(Recorded data)
----

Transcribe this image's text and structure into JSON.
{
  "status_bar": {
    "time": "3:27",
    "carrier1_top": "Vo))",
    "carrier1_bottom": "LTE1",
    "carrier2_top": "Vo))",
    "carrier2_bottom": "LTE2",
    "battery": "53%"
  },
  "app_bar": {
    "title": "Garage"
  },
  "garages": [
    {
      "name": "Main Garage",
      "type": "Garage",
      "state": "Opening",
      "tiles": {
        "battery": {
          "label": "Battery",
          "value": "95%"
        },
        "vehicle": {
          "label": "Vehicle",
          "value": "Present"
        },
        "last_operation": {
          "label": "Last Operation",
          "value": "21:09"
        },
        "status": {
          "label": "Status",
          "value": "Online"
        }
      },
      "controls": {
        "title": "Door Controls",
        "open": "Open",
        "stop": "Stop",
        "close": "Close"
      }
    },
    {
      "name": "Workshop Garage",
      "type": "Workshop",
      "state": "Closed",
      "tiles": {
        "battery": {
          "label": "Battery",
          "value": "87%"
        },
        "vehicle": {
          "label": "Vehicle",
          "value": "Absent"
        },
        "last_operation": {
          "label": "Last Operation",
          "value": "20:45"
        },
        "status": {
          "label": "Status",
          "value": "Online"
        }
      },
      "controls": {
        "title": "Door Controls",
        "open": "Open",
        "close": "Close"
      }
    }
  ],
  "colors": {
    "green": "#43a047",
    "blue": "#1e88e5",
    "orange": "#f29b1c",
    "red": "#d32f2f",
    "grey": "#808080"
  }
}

----

#### Given instruction:
Reproduce each entry exactly, leaving out nothing.

#### Response to the exercise:
Transcribe this image's text and structure into JSON.
{
  "status_bar": {
    "time": "3:27",
    "carrier1_top": "Vo))",
    "carrier1_bottom": "LTE1",
    "carrier2_top": "Vo))",
    "carrier2_bottom": "LTE2",
    "battery": "53%"
  },
  "app_bar": {
    "title": "Garage"
  },
  "garages": [
    {
      "name": "Main Garage",
      "type": "Garage",
      "state": "Opening",
      "tiles": {
        "battery": {
          "label": "Battery",
          "value": "95%"
        },
        "vehicle": {
          "label": "Vehicle",
          "value": "Present"
        },
        "last_operation": {
          "label": "Last Operation",
          "value": "21:09"
        },
        "status": {
          "label": "Status",
          "value": "Online"
        }
      },
      "controls": {
        "title": "Door Controls",
        "open": "Open",
        "stop": "Stop",
        "close": "Close"
      }
    },
    {
      "name": "Workshop Garage",
      "type": "Workshop",
      "state": "Closed",
      "tiles": {
        "battery": {
          "label": "Battery",
          "value": "87%"
        },
        "vehicle": {
          "label": "Vehicle",
          "value": "Absent"
        },
        "last_operation": {
          "label": "Last Operation",
          "value": "20:45"
        },
        "status": {
          "label": "Status",
          "value": "Online"
        }
      },
      "controls": {
        "title": "Door Controls",
        "open": "Open",
        "close": "Close"
      }
    }
  ],
  "colors": {
    "green": "#43a047",
    "blue": "#1e88e5",
    "orange": "#f29b1c",
    "red": "#d32f2f",
    "grey": "#808080"
  }
}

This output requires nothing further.